■ **WHAT IS NEEDED**
Can you output the records below exactly as they are written?

════════════════════

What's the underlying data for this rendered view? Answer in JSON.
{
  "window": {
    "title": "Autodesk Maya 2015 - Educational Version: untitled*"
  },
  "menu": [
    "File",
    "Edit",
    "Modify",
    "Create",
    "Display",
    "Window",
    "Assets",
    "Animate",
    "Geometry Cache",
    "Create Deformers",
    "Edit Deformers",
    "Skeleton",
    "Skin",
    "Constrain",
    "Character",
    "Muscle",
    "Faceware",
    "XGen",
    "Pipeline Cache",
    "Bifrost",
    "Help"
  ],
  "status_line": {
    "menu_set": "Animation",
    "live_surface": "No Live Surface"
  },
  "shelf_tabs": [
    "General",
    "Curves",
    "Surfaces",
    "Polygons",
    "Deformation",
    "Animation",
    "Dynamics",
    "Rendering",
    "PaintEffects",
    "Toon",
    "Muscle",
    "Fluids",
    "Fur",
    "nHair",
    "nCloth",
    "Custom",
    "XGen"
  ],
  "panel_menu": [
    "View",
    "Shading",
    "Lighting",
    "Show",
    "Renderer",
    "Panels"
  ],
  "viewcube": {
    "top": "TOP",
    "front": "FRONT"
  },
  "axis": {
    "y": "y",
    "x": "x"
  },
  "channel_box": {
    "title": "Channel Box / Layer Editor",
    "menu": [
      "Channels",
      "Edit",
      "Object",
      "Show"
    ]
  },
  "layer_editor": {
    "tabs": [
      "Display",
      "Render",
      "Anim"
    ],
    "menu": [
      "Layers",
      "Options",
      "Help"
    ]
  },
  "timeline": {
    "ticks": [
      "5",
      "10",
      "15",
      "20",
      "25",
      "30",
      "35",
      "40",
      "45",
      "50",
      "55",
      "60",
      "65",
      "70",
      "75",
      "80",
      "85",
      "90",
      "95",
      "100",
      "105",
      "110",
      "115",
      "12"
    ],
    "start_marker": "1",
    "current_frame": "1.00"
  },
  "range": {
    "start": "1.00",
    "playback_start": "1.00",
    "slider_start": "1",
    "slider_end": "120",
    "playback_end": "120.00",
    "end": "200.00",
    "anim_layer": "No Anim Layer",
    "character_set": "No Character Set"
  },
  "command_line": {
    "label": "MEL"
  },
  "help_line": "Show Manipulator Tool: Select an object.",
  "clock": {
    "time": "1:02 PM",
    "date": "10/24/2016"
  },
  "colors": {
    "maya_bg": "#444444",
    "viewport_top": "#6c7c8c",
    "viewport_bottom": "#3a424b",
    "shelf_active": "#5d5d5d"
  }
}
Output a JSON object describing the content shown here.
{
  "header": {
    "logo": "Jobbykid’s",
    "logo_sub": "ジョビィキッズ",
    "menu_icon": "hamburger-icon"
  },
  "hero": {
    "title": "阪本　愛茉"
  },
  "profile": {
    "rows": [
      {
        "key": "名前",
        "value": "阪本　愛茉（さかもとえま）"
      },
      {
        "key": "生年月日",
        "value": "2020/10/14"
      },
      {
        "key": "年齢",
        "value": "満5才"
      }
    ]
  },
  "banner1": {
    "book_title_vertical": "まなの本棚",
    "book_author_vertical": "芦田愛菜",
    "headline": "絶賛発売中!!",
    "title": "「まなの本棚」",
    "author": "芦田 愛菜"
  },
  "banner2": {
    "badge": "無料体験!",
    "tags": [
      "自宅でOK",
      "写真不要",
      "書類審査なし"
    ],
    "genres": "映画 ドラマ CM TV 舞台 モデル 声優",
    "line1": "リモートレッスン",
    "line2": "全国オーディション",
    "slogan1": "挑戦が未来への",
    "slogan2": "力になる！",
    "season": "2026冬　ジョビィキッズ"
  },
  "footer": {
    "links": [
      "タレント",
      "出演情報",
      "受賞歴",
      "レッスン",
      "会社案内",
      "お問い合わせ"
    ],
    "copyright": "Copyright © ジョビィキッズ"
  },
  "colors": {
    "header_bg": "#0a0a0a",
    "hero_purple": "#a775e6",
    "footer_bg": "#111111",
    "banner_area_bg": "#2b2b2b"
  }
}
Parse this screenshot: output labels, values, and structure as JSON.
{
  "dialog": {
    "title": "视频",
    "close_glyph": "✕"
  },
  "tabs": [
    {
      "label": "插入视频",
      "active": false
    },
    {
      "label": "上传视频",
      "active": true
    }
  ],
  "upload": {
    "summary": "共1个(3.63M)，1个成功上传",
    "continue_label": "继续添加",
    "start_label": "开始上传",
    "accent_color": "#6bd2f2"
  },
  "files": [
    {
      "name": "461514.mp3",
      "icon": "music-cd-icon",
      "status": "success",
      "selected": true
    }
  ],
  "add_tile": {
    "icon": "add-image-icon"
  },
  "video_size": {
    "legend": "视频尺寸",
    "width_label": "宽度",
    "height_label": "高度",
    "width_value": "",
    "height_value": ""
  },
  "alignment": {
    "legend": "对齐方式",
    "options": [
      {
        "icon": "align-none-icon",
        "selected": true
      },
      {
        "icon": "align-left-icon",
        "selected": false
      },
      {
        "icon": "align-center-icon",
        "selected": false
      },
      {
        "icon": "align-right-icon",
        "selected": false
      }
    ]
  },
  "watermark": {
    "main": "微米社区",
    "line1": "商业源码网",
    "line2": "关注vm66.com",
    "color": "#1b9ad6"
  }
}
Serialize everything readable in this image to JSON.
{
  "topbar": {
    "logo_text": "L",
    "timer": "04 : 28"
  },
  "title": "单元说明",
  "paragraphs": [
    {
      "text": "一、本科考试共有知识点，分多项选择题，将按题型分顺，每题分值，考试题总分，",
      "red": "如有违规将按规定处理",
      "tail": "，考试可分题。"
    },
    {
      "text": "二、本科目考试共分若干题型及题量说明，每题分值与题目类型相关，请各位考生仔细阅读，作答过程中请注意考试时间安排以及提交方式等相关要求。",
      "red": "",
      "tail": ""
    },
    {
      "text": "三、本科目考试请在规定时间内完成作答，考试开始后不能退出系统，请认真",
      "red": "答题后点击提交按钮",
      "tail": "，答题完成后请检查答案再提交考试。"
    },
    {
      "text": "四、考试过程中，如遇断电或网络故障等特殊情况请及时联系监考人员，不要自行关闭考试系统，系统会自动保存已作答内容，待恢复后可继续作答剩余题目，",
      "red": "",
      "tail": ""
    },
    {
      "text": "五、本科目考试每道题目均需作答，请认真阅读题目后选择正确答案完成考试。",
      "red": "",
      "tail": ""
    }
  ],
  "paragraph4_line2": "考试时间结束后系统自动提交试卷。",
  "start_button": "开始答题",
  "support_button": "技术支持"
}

════════════════════

■ **SOLUTION**
What's the underlying data for this rendered view? Answer in JSON.
{
  "window": {
    "title": "Autodesk Maya 2015 - Educational Version: untitled*"
  },
  "menu": [
    "File",
    "Edit",
    "Modify",
    "Create",
    "Display",
    "Window",
    "Assets",
    "Animate",
    "Geometry Cache",
    "Create Deformers",
    "Edit Deformers",
    "Skeleton",
    "Skin",
    "Constrain",
    "Character",
    "Muscle",
    "Faceware",
    "XGen",
    "Pipeline Cache",
    "Bifrost",
    "Help"
  ],
  "status_line": {
    "menu_set": "Animation",
    "live_surface": "No Live Surface"
  },
  "shelf_tabs": [
    "General",
    "Curves",
    "Surfaces",
    "Polygons",
    "Deformation",
    "Animation",
    "Dynamics",
    "Rendering",
    "PaintEffects",
    "Toon",
    "Muscle",
    "Fluids",
    "Fur",
    "nHair",
    "nCloth",
    "Custom",
    "XGen"
  ],
  "panel_menu": [
    "View",
    "Shading",
    "Lighting",
    "Show",
    "Renderer",
    "Panels"
  ],
  "viewcube": {
    "top": "TOP",
    "front": "FRONT"
  },
  "axis": {
    "y": "y",
    "x": "x"
  },
  "channel_box": {
    "title": "Channel Box / Layer Editor",
    "menu": [
      "Channels",
      "Edit",
      "Object",
      "Show"
    ]
  },
  "layer_editor": {
    "tabs": [
      "Display",
      "Render",
      "Anim"
    ],
    "menu": [
      "Layers",
      "Options",
      "Help"
    ]
  },
  "timeline": {
    "ticks": [
      "5",
      "10",
      "15",
      "20",
      "25",
      "30",
      "35",
      "40",
      "45",
      "50",
      "55",
      "60",
      "65",
      "70",
      "75",
      "80",
      "85",
      "90",
      "95",
      "100",
      "105",
      "110",
      "115",
      "12"
    ],
    "start_marker": "1",
    "current_frame": "1.00"
  },
  "range": {
    "start": "1.00",
    "playback_start": "1.00",
    "slider_start": "1",
    "slider_end": "120",
    "playback_end": "120.00",
    "end": "200.00",
    "anim_layer": "No Anim Layer",
    "character_set": "No Character Set"
  },
  "command_line": {
    "label": "MEL"
  },
  "help_line": "Show Manipulator Tool: Select an object.",
  "clock": {
    "time": "1:02 PM",
    "date": "10/24/2016"
  },
  "colors": {
    "maya_bg": "#444444",
    "viewport_top": "#6c7c8c",
    "viewport_bottom": "#3a424b",
    "shelf_active": "#5d5d5d"
  }
}
Output a JSON object describing the content shown here.
{
  "header": {
    "logo": "Jobbykid’s",
    "logo_sub": "ジョビィキッズ",
    "menu_icon": "hamburger-icon"
  },
  "hero": {
    "title": "阪本　愛茉"
  },
  "profile": {
    "rows": [
      {
        "key": "名前",
        "value": "阪本　愛茉（さかもとえま）"
      },
      {
        "key": "生年月日",
        "value": "2020/10/14"
      },
      {
        "key": "年齢",
        "value": "満5才"
      }
    ]
  },
  "banner1": {
    "book_title_vertical": "まなの本棚",
    "book_author_vertical": "芦田愛菜",
    "headline": "絶賛発売中!!",
    "title": "「まなの本棚」",
    "author": "芦田 愛菜"
  },
  "banner2": {
    "badge": "無料体験!",
    "tags": [
      "自宅でOK",
      "写真不要",
      "書類審査なし"
    ],
    "genres": "映画 ドラマ CM TV 舞台 モデル 声優",
    "line1": "リモートレッスン",
    "line2": "全国オーディション",
    "slogan1": "挑戦が未来への",
    "slogan2": "力になる！",
    "season": "2026冬　ジョビィキッズ"
  },
  "footer": {
    "links": [
      "タレント",
      "出演情報",
      "受賞歴",
      "レッスン",
      "会社案内",
      "お問い合わせ"
    ],
    "copyright": "Copyright © ジョビィキッズ"
  },
  "colors": {
    "header_bg": "#0a0a0a",
    "hero_purple": "#a775e6",
    "footer_bg": "#111111",
    "banner_area_bg": "#2b2b2b"
  }
}
Parse this screenshot: output labels, values, and structure as JSON.
{
  "dialog": {
    "title": "视频",
    "close_glyph": "✕"
  },
  "tabs": [
    {
      "label": "插入视频",
      "active": false
    },
    {
      "label": "上传视频",
      "active": true
    }
  ],
  "upload": {
    "summary": "共1个(3.63M)，1个成功上传",
    "continue_label": "继续添加",
    "start_label": "开始上传",
    "accent_color": "#6bd2f2"
  },
  "files": [
    {
      "name": "461514.mp3",
      "icon": "music-cd-icon",
      "status": "success",
      "selected": true
    }
  ],
  "add_tile": {
    "icon": "add-image-icon"
  },
  "video_size": {
    "legend": "视频尺寸",
    "width_label": "宽度",
    "height_label": "高度",
    "width_value": "",
    "height_value": ""
  },
  "alignment": {
    "legend": "对齐方式",
    "options": [
      {
        "icon": "align-none-icon",
        "selected": true
      },
      {
        "icon": "align-left-icon",
        "selected": false
      },
      {
        "icon": "align-center-icon",
        "selected": false
      },
      {
        "icon": "align-right-icon",
        "selected": false
      }
    ]
  },
  "watermark": {
    "main": "微米社区",
    "line1": "商业源码网",
    "line2": "关注vm66.com",
    "color": "#1b9ad6"
  }
}
Serialize everything readable in this image to JSON.
{
  "topbar": {
    "logo_text": "L",
    "timer": "04 : 28"
  },
  "title": "单元说明",
  "paragraphs": [
    {
      "text": "一、本科考试共有知识点，分多项选择题，将按题型分顺，每题分值，考试题总分，",
      "red": "如有违规将按规定处理",
      "tail": "，考试可分题。"
    },
    {
      "text": "二、本科目考试共分若干题型及题量说明，每题分值与题目类型相关，请各位考生仔细阅读，作答过程中请注意考试时间安排以及提交方式等相关要求。",
      "red": "",
      "tail": ""
    },
    {
      "text": "三、本科目考试请在规定时间内完成作答，考试开始后不能退出系统，请认真",
      "red": "答题后点击提交按钮",
      "tail": "，答题完成后请检查答案再提交考试。"
    },
    {
      "text": "四、考试过程中，如遇断电或网络故障等特殊情况请及时联系监考人员，不要自行关闭考试系统，系统会自动保存已作答内容，待恢复后可继续作答剩余题目，",
      "red": "",
      "tail": ""
    },
    {
      "text": "五、本科目考试每道题目均需作答，请认真阅读题目后选择正确答案完成考试。",
      "red": "",
      "tail": ""
    }
  ],
  "paragraph4_line2": "考试时间结束后系统自动提交试卷。",
  "start_button": "开始答题",
  "support_button": "技术支持"
}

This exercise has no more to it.